### [Petunjuk Latihan]
a) Tuliskan ulang tanpa perubahan bagian artikel pasar saham mulai dari "Di Eropa, DAX" sampai dengan "persen ke 2.537,60.".
b) Tentukan apakah tiap pernyataan berikut sesuai dengan artikel pasar saham. Jawab ya atau tidak, lalu sertakan kutipan persis kata-kata artikel yang menentukan jawaban itu. (i) FTSE 100 Inggris naik pada hari itu. (ii) Kospi Korea Selatan turun 1,2 persen. (iii) IHSG ditutup menguat pada perdagangan Selasa, 11 Maret 2025.
c) Berikan lanjutan artikel pasar saham, dimulai setelah kalimat terakhirnya.

### [Teks Bacaan]
________________________
KABARBURSA.COM - Pasar saham dunia lagi kena getah akibat kebijakan tarif Presiden Donald Trump hingga bikin investor dunia ketar-ketir. Indeks saham di Eropa dan Asia bergerak tak menentu, mengikuti kejatuhan Wall Street semalam yang dipicu ketakutan terhadap efek domino tarif impor yang Trump lempar ke mitra dagang utama Amerika Serikat.
Di Eropa, DAX Jerman naik 0,6 persen ke 22.764,82, sementara CAC 40 Prancis naik 0,7 persen ke 8.102,82. Di Inggris, FTSE 100 malah turun tipis 0,1 persen ke 8.597,00.
Sebaliknya, di Asia, investor makin deg-degan melihat dampak tarif terhadap sektor ekspor. Nikkei 225 Jepang anjlok 0,6 persen ke 36.793,11, sempat turun lebih dari 2 persen sebelum akhirnya sedikit pulih. Shanghai Composite naik 0,4 persen ke 3.379,83, terbantu kebijakan baru pemerintah yang bertujuan menahan laju perlambatan ekonomi. Di Hong Kong, Hang Seng nyaris tak bergerak di 23.782,14, sementara Kospi Korea Selatan jeblok 1,2 persen ke 2.537,60.
Di Indonesia, Indeks Harga Saham Gabungan atau IHSG melemah sebesar 0,79 persen atau turun 52 poin ke level 6.545 pada penutupan perdagangan Selasa, 11 Maret 2025. Mengutip RTI Business, IHSG pada perdagangan hari ini bergerak fluktuatif di kisaran 6.499 hingga 6.598. Imbas dari melemahnya indeks, 416 saham berada di zona merah, 192 saham menguat, dan 197 saham stagnan. Adapun, volume perdagangan hari ini sebesar Rp19.969 miliar dengan transaksi Rp9.741 triliun serta frekuensi senilai 1,097,146.
“Investor makin cemas dengan tarif AS yang baru dan kemungkinan balasan dari negara mitra dagang, terutama setelah Tiongkok mulai menerapkan tarif baru yang bikin ekuitas makin tertekan,” ujar analis dari ActivTrades, Anderson Alves, dikutip dari AP di Jakarta, Selasa, 11 Maret 2025.
Di Amerika Serikat, investor mulai bertanya-tanya: Seberapa besar dampak kebijakan Trump ke ekonomi sebelum akhirnya bisa bikin AS ‘makmur’ lagi?
S&P 500 ambrol 2,7 persen, menutup hari 9 persen di bawah rekor tertingginya bulan lalu. Bahkan sempat turun 3,6 persen di sesi perdagangan, mendekati hari terburuk sejak 2022, saat inflasi meroket dan ketakutan resesi menggantung di udara. Dow Jones turun 2,1 persen, sementara Nasdaq jatuh 4 persen.
________________________
### [Data yang Ditampilkan]

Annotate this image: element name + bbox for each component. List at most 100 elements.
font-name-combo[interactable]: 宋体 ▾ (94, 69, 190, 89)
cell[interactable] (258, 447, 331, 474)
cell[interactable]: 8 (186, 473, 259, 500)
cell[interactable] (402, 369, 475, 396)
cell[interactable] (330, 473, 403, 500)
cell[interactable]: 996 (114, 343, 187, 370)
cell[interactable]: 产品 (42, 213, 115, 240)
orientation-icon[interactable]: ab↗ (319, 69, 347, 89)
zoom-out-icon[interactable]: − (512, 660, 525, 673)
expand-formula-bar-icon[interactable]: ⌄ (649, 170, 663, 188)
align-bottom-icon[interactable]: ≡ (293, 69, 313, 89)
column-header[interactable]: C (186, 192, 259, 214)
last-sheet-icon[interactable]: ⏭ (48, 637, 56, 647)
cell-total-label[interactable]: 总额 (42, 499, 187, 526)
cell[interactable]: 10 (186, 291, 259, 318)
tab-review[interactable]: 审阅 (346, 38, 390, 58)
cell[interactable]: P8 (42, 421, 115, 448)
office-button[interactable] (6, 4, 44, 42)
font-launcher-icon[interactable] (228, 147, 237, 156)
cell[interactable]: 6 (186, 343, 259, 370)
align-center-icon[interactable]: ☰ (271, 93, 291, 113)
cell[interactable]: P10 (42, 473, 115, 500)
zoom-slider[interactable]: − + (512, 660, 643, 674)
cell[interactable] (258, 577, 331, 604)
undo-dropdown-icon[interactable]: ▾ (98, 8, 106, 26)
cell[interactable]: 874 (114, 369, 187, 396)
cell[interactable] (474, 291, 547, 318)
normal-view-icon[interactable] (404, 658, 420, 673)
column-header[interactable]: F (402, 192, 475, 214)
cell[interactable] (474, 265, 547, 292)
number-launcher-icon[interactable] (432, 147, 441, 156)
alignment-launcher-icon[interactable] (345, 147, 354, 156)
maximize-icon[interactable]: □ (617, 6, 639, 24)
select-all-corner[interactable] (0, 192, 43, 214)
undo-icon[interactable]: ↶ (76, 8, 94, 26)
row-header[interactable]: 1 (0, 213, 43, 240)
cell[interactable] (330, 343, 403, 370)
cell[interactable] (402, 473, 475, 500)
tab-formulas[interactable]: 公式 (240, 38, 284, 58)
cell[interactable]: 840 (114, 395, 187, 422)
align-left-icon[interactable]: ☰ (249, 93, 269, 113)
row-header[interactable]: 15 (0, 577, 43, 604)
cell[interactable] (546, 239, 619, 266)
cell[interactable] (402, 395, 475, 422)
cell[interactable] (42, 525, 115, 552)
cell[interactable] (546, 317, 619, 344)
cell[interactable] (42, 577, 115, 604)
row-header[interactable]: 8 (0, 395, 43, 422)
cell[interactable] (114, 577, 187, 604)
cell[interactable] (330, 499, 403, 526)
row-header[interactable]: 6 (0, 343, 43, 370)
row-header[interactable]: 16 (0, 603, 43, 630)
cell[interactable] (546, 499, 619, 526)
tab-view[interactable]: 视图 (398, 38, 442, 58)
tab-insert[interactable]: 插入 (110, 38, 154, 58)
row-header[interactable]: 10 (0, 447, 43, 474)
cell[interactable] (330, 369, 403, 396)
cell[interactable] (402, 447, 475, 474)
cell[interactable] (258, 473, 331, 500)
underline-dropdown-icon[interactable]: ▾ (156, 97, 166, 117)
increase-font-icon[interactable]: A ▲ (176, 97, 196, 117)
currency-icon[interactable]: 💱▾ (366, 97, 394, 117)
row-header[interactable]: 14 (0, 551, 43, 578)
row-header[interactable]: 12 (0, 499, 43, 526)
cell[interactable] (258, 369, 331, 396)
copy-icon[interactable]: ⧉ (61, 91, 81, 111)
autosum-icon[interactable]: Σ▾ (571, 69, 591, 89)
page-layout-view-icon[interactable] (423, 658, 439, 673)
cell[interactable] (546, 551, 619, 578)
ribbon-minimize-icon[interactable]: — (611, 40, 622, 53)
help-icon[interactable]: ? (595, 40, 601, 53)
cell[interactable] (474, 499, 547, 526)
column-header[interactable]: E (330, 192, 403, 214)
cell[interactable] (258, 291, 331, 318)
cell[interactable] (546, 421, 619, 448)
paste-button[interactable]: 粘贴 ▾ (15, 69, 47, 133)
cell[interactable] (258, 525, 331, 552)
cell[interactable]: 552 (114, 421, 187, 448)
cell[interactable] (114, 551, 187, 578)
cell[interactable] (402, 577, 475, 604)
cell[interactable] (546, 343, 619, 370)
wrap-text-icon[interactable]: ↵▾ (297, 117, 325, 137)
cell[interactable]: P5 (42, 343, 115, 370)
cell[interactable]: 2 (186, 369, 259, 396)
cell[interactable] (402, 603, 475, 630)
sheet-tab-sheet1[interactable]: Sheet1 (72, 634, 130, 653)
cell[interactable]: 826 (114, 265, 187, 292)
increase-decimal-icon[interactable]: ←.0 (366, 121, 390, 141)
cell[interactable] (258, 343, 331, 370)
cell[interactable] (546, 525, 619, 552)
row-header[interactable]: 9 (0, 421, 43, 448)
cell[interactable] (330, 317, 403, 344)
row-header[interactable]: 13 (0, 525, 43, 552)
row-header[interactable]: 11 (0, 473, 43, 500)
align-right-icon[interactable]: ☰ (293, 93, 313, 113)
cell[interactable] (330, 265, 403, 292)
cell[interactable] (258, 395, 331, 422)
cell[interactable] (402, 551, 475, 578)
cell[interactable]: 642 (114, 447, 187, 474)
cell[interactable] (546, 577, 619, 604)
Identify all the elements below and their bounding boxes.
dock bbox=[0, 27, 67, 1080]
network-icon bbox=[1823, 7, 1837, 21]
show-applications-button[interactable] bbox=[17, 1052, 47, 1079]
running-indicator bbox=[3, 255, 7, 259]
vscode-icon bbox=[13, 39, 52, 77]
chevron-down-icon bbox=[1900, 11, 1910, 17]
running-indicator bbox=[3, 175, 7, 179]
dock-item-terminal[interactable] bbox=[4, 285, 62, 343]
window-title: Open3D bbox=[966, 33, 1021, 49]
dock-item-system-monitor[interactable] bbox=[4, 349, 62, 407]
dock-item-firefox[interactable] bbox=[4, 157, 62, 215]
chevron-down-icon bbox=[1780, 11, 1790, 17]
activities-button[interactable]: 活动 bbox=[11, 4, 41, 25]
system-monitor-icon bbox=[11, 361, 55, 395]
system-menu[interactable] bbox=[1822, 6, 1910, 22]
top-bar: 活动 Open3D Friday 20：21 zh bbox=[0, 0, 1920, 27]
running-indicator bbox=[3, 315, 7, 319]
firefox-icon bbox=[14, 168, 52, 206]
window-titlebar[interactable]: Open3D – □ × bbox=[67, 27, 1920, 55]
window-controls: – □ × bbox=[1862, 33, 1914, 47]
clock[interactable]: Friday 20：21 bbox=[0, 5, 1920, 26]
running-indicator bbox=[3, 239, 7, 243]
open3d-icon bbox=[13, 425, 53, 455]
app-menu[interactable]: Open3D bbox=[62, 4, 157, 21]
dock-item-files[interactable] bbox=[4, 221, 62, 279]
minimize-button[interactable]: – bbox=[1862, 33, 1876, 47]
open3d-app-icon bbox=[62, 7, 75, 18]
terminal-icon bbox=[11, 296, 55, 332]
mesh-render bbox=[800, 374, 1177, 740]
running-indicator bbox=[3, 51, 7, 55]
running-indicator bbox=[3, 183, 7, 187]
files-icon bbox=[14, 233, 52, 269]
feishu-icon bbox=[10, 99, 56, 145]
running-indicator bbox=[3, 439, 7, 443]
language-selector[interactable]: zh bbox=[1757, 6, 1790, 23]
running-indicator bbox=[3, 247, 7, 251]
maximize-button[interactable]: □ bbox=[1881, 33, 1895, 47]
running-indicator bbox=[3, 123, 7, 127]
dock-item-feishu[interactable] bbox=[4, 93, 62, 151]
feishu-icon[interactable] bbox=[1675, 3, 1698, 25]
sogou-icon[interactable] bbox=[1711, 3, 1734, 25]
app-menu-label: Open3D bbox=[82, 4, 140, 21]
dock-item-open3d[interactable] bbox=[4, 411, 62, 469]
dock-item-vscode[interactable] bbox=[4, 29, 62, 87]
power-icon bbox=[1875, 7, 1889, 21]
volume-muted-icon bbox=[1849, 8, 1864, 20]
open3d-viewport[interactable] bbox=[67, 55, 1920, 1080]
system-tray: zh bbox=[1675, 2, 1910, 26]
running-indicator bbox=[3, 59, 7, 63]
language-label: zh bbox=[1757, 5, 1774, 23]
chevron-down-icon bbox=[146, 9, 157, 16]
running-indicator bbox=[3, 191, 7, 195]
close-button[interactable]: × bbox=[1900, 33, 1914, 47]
________________________
### [Jawaban Tiap Tugas]
a)
Di Eropa, DAX Jerman naik 0,6 persen ke 22.764,82, sementara CAC 40 Prancis naik 0,7 persen ke 8.102,82. Di Inggris, FTSE 100 malah turun tipis 0,1 persen ke 8.597,00.
Sebaliknya, di Asia, investor makin deg-degan melihat dampak tarif terhadap sektor ekspor. Nikkei 225 Jepang anjlok 0,6 persen ke 36.793,11, sempat turun lebih dari 2 persen sebelum akhirnya sedikit pulih. Shanghai Composite naik 0,4 persen ke 3.379,83, terbantu kebijakan baru pemerintah yang bertujuan menahan laju perlambatan ekonomi. Di Hong Kong, Hang Seng nyaris tak bergerak di 23.782,14, sementara Kospi Korea Selatan jeblok 1,2 persen ke 2.537,60.

b)
(i) Tidak: "FTSE 100 malah turun tipis 0,1 persen ke 8.597,00".
(ii) Ya: "Kospi Korea Selatan jeblok 1,2 persen ke 2.537,60".
(iii) Tidak: "Indeks Harga Saham Gabungan atau IHSG melemah sebesar 0,79 persen".

c)
Yang bikin tambah runyam, indeks ini sudah berfluktuasi lebih dari 1 persen naik-turun selama tujuh dari delapan hari terakhir. Penyebabnya adalah tarif Trump yang naik-turun tak jelas. Jika tren ini terus berlanjut, bisa jadi bukan cuma ekonomi yang kena imbas, tapi juga kepercayaan investor yang mulai goyah.
Faktanya, beberapa indikator ekonomi sudah menunjukkan pelemahan. Survei menunjukkan sentimen bisnis semakin pesimis dan data dari Federal Reserve Bank of Atlanta mengindikasikan ekonomi AS mungkin sudah mulai menyusut. Saat ditanya oleh Fox News apakah ia memperkirakan resesi pada 2025, Trump menjawab, “Saya benci memprediksi hal seperti itu. Tapi ini masa transisi besar. Kita sedang membawa kembali kekayaan ke Amerika, dan itu butuh waktu.”
Tarif, PHK, dan Ekonomi ‘Detoks’ ala Trump
Trump berkali-kali menegaskan kalau kebijakan tarif ini adalah langkah untuk membawa kembali manufaktur ke AS. Menteri Keuangannya, Scott Bessent, bahkan menyebut ekonomi AS perlu “detoks” dari ketergantungan terhadap belanja pemerintah.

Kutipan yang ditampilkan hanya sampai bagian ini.